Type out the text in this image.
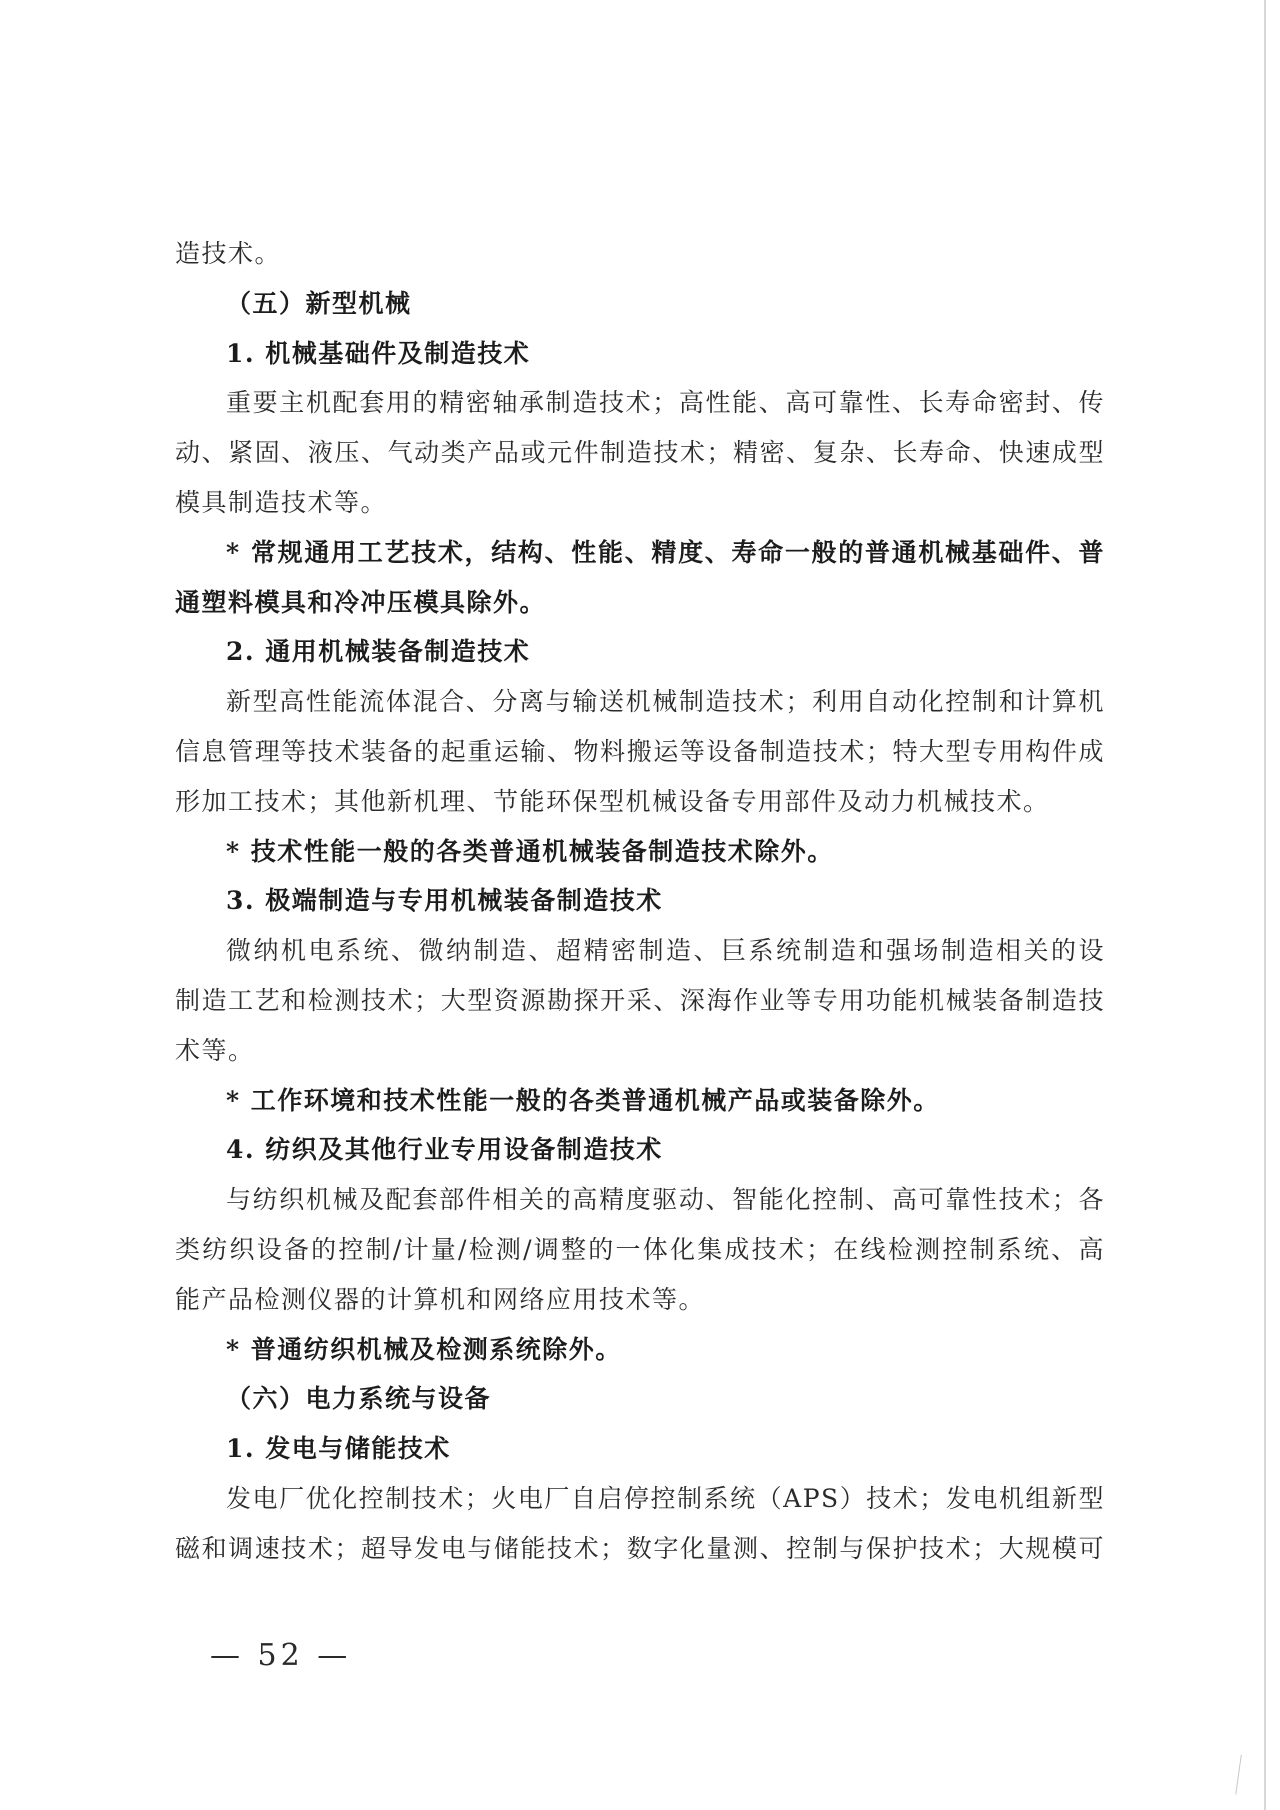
造技术。
（五）新型机械
1. 机械基础件及制造技术
重要主机配套用的精密轴承制造技术；高性能、高可靠性、长寿命密封、传
动、紧固、液压、气动类产品或元件制造技术；精密、复杂、长寿命、快速成型
模具制造技术等。
* 常规通用工艺技术，结构、性能、精度、寿命一般的普通机械基础件、普
通塑料模具和冷冲压模具除外。
2. 通用机械装备制造技术
新型高性能流体混合、分离与输送机械制造技术；利用自动化控制和计算机
信息管理等技术装备的起重运输、物料搬运等设备制造技术；特大型专用构件成
形加工技术；其他新机理、节能环保型机械设备专用部件及动力机械技术。
* 技术性能一般的各类普通机械装备制造技术除外。
3. 极端制造与专用机械装备制造技术
微纳机电系统、微纳制造、超精密制造、巨系统制造和强场制造相关的设
制造工艺和检测技术；大型资源勘探开采、深海作业等专用功能机械装备制造技
术等。
* 工作环境和技术性能一般的各类普通机械产品或装备除外。
4. 纺织及其他行业专用设备制造技术
与纺织机械及配套部件相关的高精度驱动、智能化控制、高可靠性技术；各
类纺织设备的控制/计量/检测/调整的一体化集成技术；在线检测控制系统、高
能产品检测仪器的计算机和网络应用技术等。
* 普通纺织机械及检测系统除外。
（六）电力系统与设备
1. 发电与储能技术
发电厂优化控制技术；火电厂自启停控制系统（APS）技术；发电机组新型
磁和调速技术；超导发电与储能技术；数字化量测、控制与保护技术；大规模可
— 52 —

======

• _Goal_
Return the entries unchanged, save for the pictures, which do not belong in the copy.

• _Solution_
Type out the text in this image.
造技术。
（五）新型机械
1. 机械基础件及制造技术
重要主机配套用的精密轴承制造技术；高性能、高可靠性、长寿命密封、传
动、紧固、液压、气动类产品或元件制造技术；精密、复杂、长寿命、快速成型
模具制造技术等。
* 常规通用工艺技术，结构、性能、精度、寿命一般的普通机械基础件、普
通塑料模具和冷冲压模具除外。
2. 通用机械装备制造技术
新型高性能流体混合、分离与输送机械制造技术；利用自动化控制和计算机
信息管理等技术装备的起重运输、物料搬运等设备制造技术；特大型专用构件成
形加工技术；其他新机理、节能环保型机械设备专用部件及动力机械技术。
* 技术性能一般的各类普通机械装备制造技术除外。
3. 极端制造与专用机械装备制造技术
微纳机电系统、微纳制造、超精密制造、巨系统制造和强场制造相关的设
制造工艺和检测技术；大型资源勘探开采、深海作业等专用功能机械装备制造技
术等。
* 工作环境和技术性能一般的各类普通机械产品或装备除外。
4. 纺织及其他行业专用设备制造技术
与纺织机械及配套部件相关的高精度驱动、智能化控制、高可靠性技术；各
类纺织设备的控制/计量/检测/调整的一体化集成技术；在线检测控制系统、高
能产品检测仪器的计算机和网络应用技术等。
* 普通纺织机械及检测系统除外。
（六）电力系统与设备
1. 发电与储能技术
发电厂优化控制技术；火电厂自启停控制系统（APS）技术；发电机组新型
磁和调速技术；超导发电与储能技术；数字化量测、控制与保护技术；大规模可
— 52 —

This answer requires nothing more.